• [Problem] Each line should be copied exactly.
▶
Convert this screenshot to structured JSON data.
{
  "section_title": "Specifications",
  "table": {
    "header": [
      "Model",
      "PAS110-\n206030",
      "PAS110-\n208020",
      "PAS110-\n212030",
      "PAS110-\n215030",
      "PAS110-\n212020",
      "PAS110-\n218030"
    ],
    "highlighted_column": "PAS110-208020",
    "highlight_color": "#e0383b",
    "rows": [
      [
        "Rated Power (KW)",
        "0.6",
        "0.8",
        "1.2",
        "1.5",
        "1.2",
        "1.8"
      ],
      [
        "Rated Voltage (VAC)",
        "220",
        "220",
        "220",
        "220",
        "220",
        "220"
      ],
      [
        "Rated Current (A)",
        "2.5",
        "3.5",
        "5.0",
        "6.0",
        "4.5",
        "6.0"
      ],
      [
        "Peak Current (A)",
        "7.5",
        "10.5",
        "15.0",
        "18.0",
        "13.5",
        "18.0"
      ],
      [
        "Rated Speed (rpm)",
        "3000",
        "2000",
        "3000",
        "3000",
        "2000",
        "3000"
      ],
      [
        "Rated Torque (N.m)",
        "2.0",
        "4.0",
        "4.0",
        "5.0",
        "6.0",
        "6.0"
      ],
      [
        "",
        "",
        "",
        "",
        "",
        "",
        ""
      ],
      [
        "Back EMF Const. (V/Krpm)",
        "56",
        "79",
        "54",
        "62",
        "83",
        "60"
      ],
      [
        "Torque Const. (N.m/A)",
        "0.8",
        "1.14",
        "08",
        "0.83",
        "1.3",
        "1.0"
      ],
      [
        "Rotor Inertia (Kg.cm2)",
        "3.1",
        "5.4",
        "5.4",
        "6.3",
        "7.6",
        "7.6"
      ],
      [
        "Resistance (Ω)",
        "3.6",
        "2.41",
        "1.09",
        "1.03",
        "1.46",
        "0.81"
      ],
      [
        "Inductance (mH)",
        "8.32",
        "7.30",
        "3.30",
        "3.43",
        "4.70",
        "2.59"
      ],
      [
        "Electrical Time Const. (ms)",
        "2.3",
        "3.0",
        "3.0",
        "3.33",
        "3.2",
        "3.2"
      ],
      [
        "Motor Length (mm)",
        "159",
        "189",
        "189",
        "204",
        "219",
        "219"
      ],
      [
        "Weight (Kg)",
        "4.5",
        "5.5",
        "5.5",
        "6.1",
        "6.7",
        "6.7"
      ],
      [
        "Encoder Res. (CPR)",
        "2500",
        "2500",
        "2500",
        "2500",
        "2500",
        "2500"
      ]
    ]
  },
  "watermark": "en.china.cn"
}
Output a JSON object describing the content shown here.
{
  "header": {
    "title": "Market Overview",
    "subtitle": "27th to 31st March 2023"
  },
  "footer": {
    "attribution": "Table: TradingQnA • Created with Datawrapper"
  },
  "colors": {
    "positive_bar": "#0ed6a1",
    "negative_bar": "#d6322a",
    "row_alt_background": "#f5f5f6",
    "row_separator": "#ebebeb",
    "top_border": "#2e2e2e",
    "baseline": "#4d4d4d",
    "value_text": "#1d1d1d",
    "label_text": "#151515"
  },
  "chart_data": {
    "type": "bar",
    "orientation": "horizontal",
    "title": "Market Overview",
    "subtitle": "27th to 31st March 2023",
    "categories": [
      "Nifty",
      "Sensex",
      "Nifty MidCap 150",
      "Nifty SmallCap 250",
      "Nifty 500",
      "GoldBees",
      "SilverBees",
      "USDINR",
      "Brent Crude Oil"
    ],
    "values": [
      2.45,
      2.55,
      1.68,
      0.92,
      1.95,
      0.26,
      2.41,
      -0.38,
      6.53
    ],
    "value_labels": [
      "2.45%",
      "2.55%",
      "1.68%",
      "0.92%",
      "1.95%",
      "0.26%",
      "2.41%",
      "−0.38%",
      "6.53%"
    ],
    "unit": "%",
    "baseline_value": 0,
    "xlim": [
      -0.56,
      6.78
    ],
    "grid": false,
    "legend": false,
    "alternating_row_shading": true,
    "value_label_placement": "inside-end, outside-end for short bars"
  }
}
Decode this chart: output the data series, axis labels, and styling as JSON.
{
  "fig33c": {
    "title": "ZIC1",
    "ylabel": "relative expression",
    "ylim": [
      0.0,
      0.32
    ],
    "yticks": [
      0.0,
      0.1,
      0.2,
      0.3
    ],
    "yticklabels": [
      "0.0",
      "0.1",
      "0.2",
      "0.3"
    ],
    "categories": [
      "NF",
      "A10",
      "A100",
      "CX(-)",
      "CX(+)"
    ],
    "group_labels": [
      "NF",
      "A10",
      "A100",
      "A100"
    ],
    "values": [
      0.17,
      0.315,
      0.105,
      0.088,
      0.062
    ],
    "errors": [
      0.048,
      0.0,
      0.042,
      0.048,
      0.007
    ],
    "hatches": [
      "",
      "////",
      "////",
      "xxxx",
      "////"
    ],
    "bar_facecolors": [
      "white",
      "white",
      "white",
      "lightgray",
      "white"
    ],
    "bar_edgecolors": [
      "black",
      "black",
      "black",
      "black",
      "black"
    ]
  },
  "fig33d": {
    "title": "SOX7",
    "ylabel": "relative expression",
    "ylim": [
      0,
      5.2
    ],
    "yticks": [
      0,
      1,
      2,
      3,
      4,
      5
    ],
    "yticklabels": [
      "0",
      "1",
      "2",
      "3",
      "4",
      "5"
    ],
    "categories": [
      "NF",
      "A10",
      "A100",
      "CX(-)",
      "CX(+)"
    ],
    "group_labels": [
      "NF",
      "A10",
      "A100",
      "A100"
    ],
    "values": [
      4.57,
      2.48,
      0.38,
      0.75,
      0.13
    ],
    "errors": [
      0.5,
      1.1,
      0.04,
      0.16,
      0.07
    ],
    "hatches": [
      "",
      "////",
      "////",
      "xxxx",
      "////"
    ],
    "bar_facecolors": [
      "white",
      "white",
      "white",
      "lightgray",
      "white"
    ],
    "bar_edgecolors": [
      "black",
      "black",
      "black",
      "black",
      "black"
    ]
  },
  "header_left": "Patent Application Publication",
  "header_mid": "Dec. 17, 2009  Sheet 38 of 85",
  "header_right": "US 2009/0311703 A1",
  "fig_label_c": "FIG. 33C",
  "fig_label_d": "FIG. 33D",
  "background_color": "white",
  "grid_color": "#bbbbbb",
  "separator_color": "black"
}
◀
• [Response to the task]
Convert this screenshot to structured JSON data.
{
  "section_title": "Specifications",
  "table": {
    "header": [
      "Model",
      "PAS110-\n206030",
      "PAS110-\n208020",
      "PAS110-\n212030",
      "PAS110-\n215030",
      "PAS110-\n212020",
      "PAS110-\n218030"
    ],
    "highlighted_column": "PAS110-208020",
    "highlight_color": "#e0383b",
    "rows": [
      [
        "Rated Power (KW)",
        "0.6",
        "0.8",
        "1.2",
        "1.5",
        "1.2",
        "1.8"
      ],
      [
        "Rated Voltage (VAC)",
        "220",
        "220",
        "220",
        "220",
        "220",
        "220"
      ],
      [
        "Rated Current (A)",
        "2.5",
        "3.5",
        "5.0",
        "6.0",
        "4.5",
        "6.0"
      ],
      [
        "Peak Current (A)",
        "7.5",
        "10.5",
        "15.0",
        "18.0",
        "13.5",
        "18.0"
      ],
      [
        "Rated Speed (rpm)",
        "3000",
        "2000",
        "3000",
        "3000",
        "2000",
        "3000"
      ],
      [
        "Rated Torque (N.m)",
        "2.0",
        "4.0",
        "4.0",
        "5.0",
        "6.0",
        "6.0"
      ],
      [
        "",
        "",
        "",
        "",
        "",
        "",
        ""
      ],
      [
        "Back EMF Const. (V/Krpm)",
        "56",
        "79",
        "54",
        "62",
        "83",
        "60"
      ],
      [
        "Torque Const. (N.m/A)",
        "0.8",
        "1.14",
        "08",
        "0.83",
        "1.3",
        "1.0"
      ],
      [
        "Rotor Inertia (Kg.cm2)",
        "3.1",
        "5.4",
        "5.4",
        "6.3",
        "7.6",
        "7.6"
      ],
      [
        "Resistance (Ω)",
        "3.6",
        "2.41",
        "1.09",
        "1.03",
        "1.46",
        "0.81"
      ],
      [
        "Inductance (mH)",
        "8.32",
        "7.30",
        "3.30",
        "3.43",
        "4.70",
        "2.59"
      ],
      [
        "Electrical Time Const. (ms)",
        "2.3",
        "3.0",
        "3.0",
        "3.33",
        "3.2",
        "3.2"
      ],
      [
        "Motor Length (mm)",
        "159",
        "189",
        "189",
        "204",
        "219",
        "219"
      ],
      [
        "Weight (Kg)",
        "4.5",
        "5.5",
        "5.5",
        "6.1",
        "6.7",
        "6.7"
      ],
      [
        "Encoder Res. (CPR)",
        "2500",
        "2500",
        "2500",
        "2500",
        "2500",
        "2500"
      ]
    ]
  },
  "watermark": "en.china.cn"
}
Output a JSON object describing the content shown here.
{
  "header": {
    "title": "Market Overview",
    "subtitle": "27th to 31st March 2023"
  },
  "footer": {
    "attribution": "Table: TradingQnA • Created with Datawrapper"
  },
  "colors": {
    "positive_bar": "#0ed6a1",
    "negative_bar": "#d6322a",
    "row_alt_background": "#f5f5f6",
    "row_separator": "#ebebeb",
    "top_border": "#2e2e2e",
    "baseline": "#4d4d4d",
    "value_text": "#1d1d1d",
    "label_text": "#151515"
  },
  "chart_data": {
    "type": "bar",
    "orientation": "horizontal",
    "title": "Market Overview",
    "subtitle": "27th to 31st March 2023",
    "categories": [
      "Nifty",
      "Sensex",
      "Nifty MidCap 150",
      "Nifty SmallCap 250",
      "Nifty 500",
      "GoldBees",
      "SilverBees",
      "USDINR",
      "Brent Crude Oil"
    ],
    "values": [
      2.45,
      2.55,
      1.68,
      0.92,
      1.95,
      0.26,
      2.41,
      -0.38,
      6.53
    ],
    "value_labels": [
      "2.45%",
      "2.55%",
      "1.68%",
      "0.92%",
      "1.95%",
      "0.26%",
      "2.41%",
      "−0.38%",
      "6.53%"
    ],
    "unit": "%",
    "baseline_value": 0,
    "xlim": [
      -0.56,
      6.78
    ],
    "grid": false,
    "legend": false,
    "alternating_row_shading": true,
    "value_label_placement": "inside-end, outside-end for short bars"
  }
}
Decode this chart: output the data series, axis labels, and styling as JSON.
{
  "fig33c": {
    "title": "ZIC1",
    "ylabel": "relative expression",
    "ylim": [
      0.0,
      0.32
    ],
    "yticks": [
      0.0,
      0.1,
      0.2,
      0.3
    ],
    "yticklabels": [
      "0.0",
      "0.1",
      "0.2",
      "0.3"
    ],
    "categories": [
      "NF",
      "A10",
      "A100",
      "CX(-)",
      "CX(+)"
    ],
    "group_labels": [
      "NF",
      "A10",
      "A100",
      "A100"
    ],
    "values": [
      0.17,
      0.315,
      0.105,
      0.088,
      0.062
    ],
    "errors": [
      0.048,
      0.0,
      0.042,
      0.048,
      0.007
    ],
    "hatches": [
      "",
      "////",
      "////",
      "xxxx",
      "////"
    ],
    "bar_facecolors": [
      "white",
      "white",
      "white",
      "lightgray",
      "white"
    ],
    "bar_edgecolors": [
      "black",
      "black",
      "black",
      "black",
      "black"
    ]
  },
  "fig33d": {
    "title": "SOX7",
    "ylabel": "relative expression",
    "ylim": [
      0,
      5.2
    ],
    "yticks": [
      0,
      1,
      2,
      3,
      4,
      5
    ],
    "yticklabels": [
      "0",
      "1",
      "2",
      "3",
      "4",
      "5"
    ],
    "categories": [
      "NF",
      "A10",
      "A100",
      "CX(-)",
      "CX(+)"
    ],
    "group_labels": [
      "NF",
      "A10",
      "A100",
      "A100"
    ],
    "values": [
      4.57,
      2.48,
      0.38,
      0.75,
      0.13
    ],
    "errors": [
      0.5,
      1.1,
      0.04,
      0.16,
      0.07
    ],
    "hatches": [
      "",
      "////",
      "////",
      "xxxx",
      "////"
    ],
    "bar_facecolors": [
      "white",
      "white",
      "white",
      "lightgray",
      "white"
    ],
    "bar_edgecolors": [
      "black",
      "black",
      "black",
      "black",
      "black"
    ]
  },
  "header_left": "Patent Application Publication",
  "header_mid": "Dec. 17, 2009  Sheet 38 of 85",
  "header_right": "US 2009/0311703 A1",
  "fig_label_c": "FIG. 33C",
  "fig_label_d": "FIG. 33D",
  "background_color": "white",
  "grid_color": "#bbbbbb",
  "separator_color": "black"
}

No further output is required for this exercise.